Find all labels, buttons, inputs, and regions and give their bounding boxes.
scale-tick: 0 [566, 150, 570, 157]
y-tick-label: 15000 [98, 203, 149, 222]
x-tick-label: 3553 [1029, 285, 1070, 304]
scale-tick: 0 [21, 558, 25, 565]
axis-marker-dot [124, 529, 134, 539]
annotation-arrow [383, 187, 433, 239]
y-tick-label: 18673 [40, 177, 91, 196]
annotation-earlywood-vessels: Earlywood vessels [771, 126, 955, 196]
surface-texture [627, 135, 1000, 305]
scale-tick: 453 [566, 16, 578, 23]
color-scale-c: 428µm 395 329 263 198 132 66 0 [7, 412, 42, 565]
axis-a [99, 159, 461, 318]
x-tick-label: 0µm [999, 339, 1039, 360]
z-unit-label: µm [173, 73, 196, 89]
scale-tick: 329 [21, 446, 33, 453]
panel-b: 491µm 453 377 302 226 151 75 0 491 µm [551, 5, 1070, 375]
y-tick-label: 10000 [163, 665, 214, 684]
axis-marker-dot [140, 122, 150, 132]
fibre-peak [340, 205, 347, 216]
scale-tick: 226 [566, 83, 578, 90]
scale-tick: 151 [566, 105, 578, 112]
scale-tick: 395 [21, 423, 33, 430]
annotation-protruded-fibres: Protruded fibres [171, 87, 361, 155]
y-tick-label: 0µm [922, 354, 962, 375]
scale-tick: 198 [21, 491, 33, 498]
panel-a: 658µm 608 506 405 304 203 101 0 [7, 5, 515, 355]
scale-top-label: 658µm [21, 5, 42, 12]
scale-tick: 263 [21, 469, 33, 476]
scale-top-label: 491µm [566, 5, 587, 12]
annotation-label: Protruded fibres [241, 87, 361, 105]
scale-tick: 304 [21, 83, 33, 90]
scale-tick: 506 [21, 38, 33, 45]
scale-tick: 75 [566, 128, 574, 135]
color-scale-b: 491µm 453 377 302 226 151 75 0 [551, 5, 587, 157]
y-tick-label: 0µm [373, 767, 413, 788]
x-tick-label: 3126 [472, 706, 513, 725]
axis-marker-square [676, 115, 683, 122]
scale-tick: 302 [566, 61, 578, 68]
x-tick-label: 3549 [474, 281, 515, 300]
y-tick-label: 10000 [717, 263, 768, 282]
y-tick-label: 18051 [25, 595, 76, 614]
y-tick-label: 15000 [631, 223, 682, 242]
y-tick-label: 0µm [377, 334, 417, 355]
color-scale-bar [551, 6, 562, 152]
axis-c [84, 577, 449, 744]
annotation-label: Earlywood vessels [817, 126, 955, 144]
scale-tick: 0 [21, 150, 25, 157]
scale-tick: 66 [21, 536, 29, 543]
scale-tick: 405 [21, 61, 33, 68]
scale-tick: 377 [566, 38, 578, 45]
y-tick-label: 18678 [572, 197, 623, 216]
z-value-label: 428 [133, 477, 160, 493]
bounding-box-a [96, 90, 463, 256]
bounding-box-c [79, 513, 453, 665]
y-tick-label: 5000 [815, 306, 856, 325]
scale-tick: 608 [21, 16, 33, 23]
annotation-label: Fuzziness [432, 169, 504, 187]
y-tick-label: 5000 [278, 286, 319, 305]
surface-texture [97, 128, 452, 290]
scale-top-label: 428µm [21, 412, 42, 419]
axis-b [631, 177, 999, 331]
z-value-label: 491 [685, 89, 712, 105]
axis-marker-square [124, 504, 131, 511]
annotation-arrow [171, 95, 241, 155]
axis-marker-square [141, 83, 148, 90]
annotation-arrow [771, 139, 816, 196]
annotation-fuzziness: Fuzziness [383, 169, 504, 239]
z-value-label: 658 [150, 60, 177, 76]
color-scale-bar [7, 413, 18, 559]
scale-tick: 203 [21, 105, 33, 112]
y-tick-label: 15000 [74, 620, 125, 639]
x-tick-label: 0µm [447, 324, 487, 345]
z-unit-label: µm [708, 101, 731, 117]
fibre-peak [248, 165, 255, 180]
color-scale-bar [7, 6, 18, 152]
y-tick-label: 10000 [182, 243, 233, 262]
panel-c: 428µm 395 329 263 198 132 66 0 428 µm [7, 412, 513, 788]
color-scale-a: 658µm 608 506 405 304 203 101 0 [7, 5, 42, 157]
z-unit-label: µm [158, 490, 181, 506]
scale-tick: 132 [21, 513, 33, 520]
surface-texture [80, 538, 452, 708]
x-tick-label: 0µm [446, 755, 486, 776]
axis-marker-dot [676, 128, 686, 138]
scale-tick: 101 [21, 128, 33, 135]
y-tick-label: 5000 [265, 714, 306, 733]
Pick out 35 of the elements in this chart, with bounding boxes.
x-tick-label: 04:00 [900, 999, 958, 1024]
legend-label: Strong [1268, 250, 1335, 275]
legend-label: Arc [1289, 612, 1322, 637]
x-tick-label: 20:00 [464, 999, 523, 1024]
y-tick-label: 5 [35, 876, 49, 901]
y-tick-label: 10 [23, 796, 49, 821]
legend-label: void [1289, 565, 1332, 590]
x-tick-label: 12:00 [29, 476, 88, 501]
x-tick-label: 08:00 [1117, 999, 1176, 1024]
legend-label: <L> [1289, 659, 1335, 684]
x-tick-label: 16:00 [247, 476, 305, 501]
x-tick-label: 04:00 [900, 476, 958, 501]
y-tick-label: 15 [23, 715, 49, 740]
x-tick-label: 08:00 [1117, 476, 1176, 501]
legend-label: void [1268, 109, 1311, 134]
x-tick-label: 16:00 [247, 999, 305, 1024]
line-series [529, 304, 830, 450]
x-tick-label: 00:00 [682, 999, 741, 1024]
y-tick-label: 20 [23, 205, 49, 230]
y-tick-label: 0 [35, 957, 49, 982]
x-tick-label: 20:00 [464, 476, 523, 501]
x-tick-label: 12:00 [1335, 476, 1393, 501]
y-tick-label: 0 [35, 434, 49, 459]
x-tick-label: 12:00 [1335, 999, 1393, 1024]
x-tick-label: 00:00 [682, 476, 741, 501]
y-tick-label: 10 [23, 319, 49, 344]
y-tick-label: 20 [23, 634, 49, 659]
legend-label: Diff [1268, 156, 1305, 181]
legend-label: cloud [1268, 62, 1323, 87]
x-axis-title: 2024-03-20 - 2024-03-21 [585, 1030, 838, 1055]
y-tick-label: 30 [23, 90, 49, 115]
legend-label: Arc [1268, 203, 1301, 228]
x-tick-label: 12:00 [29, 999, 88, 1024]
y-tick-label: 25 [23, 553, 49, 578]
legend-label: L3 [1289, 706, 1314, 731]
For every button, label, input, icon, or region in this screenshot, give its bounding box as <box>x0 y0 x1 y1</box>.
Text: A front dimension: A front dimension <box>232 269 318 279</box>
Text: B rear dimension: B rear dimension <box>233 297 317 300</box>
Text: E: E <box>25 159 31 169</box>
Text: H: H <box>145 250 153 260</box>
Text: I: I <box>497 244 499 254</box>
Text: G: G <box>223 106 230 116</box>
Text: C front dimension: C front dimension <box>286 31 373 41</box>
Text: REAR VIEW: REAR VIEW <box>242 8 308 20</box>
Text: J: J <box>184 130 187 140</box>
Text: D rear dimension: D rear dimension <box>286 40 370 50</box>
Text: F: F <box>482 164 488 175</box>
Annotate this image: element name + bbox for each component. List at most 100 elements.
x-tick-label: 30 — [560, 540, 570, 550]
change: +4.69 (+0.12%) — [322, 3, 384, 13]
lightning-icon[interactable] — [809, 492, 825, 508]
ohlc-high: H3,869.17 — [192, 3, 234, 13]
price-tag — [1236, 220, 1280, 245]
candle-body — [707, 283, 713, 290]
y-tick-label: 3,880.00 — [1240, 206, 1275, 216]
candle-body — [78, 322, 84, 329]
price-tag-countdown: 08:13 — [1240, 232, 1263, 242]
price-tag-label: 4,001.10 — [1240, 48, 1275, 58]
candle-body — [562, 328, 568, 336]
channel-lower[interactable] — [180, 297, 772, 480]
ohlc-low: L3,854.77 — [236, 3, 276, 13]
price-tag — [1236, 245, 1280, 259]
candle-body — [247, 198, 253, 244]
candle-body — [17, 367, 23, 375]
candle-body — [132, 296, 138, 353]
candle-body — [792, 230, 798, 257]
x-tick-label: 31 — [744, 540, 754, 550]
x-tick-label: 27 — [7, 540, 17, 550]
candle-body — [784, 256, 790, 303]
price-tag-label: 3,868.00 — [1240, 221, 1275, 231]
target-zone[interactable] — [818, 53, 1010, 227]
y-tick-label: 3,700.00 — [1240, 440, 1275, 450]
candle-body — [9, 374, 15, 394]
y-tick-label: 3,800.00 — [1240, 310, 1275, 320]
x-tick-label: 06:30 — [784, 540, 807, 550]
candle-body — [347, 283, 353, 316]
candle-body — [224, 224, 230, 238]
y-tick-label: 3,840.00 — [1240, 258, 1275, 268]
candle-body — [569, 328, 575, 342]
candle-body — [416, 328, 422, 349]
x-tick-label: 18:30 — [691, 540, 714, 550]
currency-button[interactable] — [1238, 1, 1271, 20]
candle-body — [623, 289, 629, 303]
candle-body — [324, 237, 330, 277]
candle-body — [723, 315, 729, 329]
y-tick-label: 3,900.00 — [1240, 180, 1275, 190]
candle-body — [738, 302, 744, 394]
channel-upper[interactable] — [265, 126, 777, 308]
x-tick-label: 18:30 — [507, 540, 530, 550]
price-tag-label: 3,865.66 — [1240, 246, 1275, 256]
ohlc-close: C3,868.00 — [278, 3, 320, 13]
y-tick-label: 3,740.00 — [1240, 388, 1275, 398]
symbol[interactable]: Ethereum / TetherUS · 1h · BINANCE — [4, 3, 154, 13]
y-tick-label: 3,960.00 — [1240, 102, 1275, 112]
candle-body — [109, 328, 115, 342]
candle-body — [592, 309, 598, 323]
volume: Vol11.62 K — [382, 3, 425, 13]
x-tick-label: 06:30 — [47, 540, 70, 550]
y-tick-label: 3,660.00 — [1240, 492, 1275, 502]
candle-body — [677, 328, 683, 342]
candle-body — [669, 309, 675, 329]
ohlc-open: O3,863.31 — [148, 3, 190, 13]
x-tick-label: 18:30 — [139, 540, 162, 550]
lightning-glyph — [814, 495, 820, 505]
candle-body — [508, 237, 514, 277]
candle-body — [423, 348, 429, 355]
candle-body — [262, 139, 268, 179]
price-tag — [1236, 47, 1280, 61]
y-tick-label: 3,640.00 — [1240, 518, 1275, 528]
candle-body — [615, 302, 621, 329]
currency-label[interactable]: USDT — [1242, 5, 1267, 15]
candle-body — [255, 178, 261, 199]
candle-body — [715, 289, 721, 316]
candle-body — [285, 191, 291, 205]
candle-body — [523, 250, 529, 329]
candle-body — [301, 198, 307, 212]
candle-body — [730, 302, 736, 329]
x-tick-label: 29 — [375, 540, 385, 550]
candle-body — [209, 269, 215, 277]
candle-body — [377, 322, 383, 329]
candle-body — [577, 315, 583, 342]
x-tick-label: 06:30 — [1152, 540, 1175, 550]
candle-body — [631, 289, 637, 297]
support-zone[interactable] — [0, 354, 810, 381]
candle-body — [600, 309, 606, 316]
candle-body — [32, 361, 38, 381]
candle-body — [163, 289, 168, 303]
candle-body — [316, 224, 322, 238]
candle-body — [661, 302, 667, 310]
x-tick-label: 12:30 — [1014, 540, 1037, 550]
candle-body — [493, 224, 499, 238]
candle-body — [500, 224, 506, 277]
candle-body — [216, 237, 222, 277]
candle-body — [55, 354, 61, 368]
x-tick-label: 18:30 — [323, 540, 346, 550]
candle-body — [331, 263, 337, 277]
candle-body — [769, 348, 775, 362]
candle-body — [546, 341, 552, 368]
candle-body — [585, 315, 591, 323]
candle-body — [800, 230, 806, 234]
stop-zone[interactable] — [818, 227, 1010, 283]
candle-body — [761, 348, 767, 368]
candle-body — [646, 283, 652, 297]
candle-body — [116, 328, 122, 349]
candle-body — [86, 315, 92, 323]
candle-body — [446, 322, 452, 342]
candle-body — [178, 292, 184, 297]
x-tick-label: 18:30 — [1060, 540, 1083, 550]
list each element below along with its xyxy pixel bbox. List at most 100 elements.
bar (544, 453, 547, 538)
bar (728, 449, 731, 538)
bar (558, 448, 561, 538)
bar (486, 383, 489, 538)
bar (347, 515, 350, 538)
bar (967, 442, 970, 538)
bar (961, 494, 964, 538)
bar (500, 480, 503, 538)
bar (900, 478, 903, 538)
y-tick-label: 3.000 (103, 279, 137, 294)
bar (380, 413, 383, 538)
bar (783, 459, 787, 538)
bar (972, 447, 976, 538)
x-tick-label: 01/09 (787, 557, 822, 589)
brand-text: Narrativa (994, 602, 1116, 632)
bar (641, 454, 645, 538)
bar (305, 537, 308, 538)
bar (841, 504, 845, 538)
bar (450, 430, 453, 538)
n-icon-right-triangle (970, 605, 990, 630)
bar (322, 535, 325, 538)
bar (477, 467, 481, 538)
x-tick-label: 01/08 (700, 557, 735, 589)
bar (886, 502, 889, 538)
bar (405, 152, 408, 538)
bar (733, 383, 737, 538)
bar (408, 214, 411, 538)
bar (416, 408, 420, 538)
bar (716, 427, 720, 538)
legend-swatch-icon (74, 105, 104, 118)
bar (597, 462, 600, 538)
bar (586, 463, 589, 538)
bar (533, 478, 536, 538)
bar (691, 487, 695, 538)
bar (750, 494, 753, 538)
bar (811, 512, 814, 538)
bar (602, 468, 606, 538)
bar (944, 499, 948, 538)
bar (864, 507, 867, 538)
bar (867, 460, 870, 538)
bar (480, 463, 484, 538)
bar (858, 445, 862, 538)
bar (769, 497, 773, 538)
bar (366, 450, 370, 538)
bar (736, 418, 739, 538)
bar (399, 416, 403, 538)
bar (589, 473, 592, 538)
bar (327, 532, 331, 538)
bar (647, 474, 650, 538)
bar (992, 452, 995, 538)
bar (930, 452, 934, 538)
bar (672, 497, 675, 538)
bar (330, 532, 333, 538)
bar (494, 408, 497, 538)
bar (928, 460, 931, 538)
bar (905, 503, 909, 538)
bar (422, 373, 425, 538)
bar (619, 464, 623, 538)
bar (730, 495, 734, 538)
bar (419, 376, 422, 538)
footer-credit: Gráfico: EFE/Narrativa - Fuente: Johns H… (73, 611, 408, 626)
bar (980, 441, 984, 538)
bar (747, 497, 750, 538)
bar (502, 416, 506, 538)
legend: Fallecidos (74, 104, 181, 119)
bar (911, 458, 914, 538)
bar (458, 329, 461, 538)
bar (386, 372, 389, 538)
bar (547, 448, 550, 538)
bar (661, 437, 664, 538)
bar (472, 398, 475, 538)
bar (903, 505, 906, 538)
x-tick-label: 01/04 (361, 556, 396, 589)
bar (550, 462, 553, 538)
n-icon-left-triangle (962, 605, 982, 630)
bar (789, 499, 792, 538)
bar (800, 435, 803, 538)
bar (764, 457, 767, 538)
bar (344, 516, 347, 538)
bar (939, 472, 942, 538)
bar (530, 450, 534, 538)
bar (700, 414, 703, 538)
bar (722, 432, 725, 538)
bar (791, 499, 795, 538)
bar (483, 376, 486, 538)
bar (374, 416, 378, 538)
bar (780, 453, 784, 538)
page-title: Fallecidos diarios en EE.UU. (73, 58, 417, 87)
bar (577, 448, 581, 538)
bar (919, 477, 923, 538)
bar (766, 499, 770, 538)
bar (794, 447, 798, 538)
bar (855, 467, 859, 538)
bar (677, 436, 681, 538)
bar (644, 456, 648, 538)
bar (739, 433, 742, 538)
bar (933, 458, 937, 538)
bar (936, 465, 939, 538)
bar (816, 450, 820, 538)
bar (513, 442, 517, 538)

--- --- ---

Что сделать - Перепишете без изменений строки от самого начала до строки с «y-tick-label: 18673 [40, 177, 91, 196]» включительно?

Итог упражнения -
Find all labels, buttons, inputs, and regions and give their bounding boxes.
scale-tick: 0 [566, 150, 570, 157]
y-tick-label: 15000 [98, 203, 149, 222]
x-tick-label: 3553 [1029, 285, 1070, 304]
scale-tick: 0 [21, 558, 25, 565]
axis-marker-dot [124, 529, 134, 539]
annotation-arrow [383, 187, 433, 239]
y-tick-label: 18673 [40, 177, 91, 196]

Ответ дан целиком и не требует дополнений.